** Begin MATERIAL FOR THE TASK **

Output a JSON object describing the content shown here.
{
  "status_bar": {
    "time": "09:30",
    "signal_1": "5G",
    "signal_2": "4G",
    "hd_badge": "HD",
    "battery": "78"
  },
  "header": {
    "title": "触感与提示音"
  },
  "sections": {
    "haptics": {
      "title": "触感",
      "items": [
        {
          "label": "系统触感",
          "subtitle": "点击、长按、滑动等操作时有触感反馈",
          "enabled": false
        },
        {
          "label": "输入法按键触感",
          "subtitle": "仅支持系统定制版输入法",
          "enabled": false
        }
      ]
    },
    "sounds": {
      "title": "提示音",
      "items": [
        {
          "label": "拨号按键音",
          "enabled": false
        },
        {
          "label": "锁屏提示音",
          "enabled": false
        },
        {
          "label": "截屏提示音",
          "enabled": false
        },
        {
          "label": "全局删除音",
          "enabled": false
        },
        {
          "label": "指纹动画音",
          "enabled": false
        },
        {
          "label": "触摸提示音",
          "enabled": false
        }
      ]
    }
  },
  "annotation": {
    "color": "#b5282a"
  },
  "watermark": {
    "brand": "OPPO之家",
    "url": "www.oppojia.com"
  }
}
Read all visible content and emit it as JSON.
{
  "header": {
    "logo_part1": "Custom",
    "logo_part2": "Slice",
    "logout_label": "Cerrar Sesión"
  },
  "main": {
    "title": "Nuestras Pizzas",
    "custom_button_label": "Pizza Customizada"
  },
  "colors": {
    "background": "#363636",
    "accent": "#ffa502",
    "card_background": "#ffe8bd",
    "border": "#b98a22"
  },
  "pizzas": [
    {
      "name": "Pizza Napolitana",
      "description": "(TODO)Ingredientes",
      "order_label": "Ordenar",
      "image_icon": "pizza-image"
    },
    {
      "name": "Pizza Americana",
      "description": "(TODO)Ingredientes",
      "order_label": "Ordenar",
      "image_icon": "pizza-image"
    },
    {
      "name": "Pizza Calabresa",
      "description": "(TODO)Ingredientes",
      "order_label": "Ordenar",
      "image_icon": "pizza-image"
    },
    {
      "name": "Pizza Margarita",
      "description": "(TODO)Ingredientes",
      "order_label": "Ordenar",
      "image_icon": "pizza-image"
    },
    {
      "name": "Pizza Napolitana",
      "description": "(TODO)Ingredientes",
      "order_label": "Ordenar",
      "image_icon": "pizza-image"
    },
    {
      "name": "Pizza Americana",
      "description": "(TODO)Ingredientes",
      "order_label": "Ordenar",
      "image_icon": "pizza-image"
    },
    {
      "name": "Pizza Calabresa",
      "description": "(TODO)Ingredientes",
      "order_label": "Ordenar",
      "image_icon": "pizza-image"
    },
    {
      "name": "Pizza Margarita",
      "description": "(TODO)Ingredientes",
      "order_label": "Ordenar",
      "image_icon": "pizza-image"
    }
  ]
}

** End MATERIAL FOR THE TASK **

TO BE DONE. Copy the entries above exactly, leaving none out.

TASK RESPONSE.
Output a JSON object describing the content shown here.
{
  "status_bar": {
    "time": "09:30",
    "signal_1": "5G",
    "signal_2": "4G",
    "hd_badge": "HD",
    "battery": "78"
  },
  "header": {
    "title": "触感与提示音"
  },
  "sections": {
    "haptics": {
      "title": "触感",
      "items": [
        {
          "label": "系统触感",
          "subtitle": "点击、长按、滑动等操作时有触感反馈",
          "enabled": false
        },
        {
          "label": "输入法按键触感",
          "subtitle": "仅支持系统定制版输入法",
          "enabled": false
        }
      ]
    },
    "sounds": {
      "title": "提示音",
      "items": [
        {
          "label": "拨号按键音",
          "enabled": false
        },
        {
          "label": "锁屏提示音",
          "enabled": false
        },
        {
          "label": "截屏提示音",
          "enabled": false
        },
        {
          "label": "全局删除音",
          "enabled": false
        },
        {
          "label": "指纹动画音",
          "enabled": false
        },
        {
          "label": "触摸提示音",
          "enabled": false
        }
      ]
    }
  },
  "annotation": {
    "color": "#b5282a"
  },
  "watermark": {
    "brand": "OPPO之家",
    "url": "www.oppojia.com"
  }
}
Read all visible content and emit it as JSON.
{
  "header": {
    "logo_part1": "Custom",
    "logo_part2": "Slice",
    "logout_label": "Cerrar Sesión"
  },
  "main": {
    "title": "Nuestras Pizzas",
    "custom_button_label": "Pizza Customizada"
  },
  "colors": {
    "background": "#363636",
    "accent": "#ffa502",
    "card_background": "#ffe8bd",
    "border": "#b98a22"
  },
  "pizzas": [
    {
      "name": "Pizza Napolitana",
      "description": "(TODO)Ingredientes",
      "order_label": "Ordenar",
      "image_icon": "pizza-image"
    },
    {
      "name": "Pizza Americana",
      "description": "(TODO)Ingredientes",
      "order_label": "Ordenar",
      "image_icon": "pizza-image"
    },
    {
      "name": "Pizza Calabresa",
      "description": "(TODO)Ingredientes",
      "order_label": "Ordenar",
      "image_icon": "pizza-image"
    },
    {
      "name": "Pizza Margarita",
      "description": "(TODO)Ingredientes",
      "order_label": "Ordenar",
      "image_icon": "pizza-image"
    },
    {
      "name": "Pizza Napolitana",
      "description": "(TODO)Ingredientes",
      "order_label": "Ordenar",
      "image_icon": "pizza-image"
    },
    {
      "name": "Pizza Americana",
      "description": "(TODO)Ingredientes",
      "order_label": "Ordenar",
      "image_icon": "pizza-image"
    },
    {
      "name": "Pizza Calabresa",
      "description": "(TODO)Ingredientes",
      "order_label": "Ordenar",
      "image_icon": "pizza-image"
    },
    {
      "name": "Pizza Margarita",
      "description": "(TODO)Ingredientes",
      "order_label": "Ordenar",
      "image_icon": "pizza-image"
    }
  ]
}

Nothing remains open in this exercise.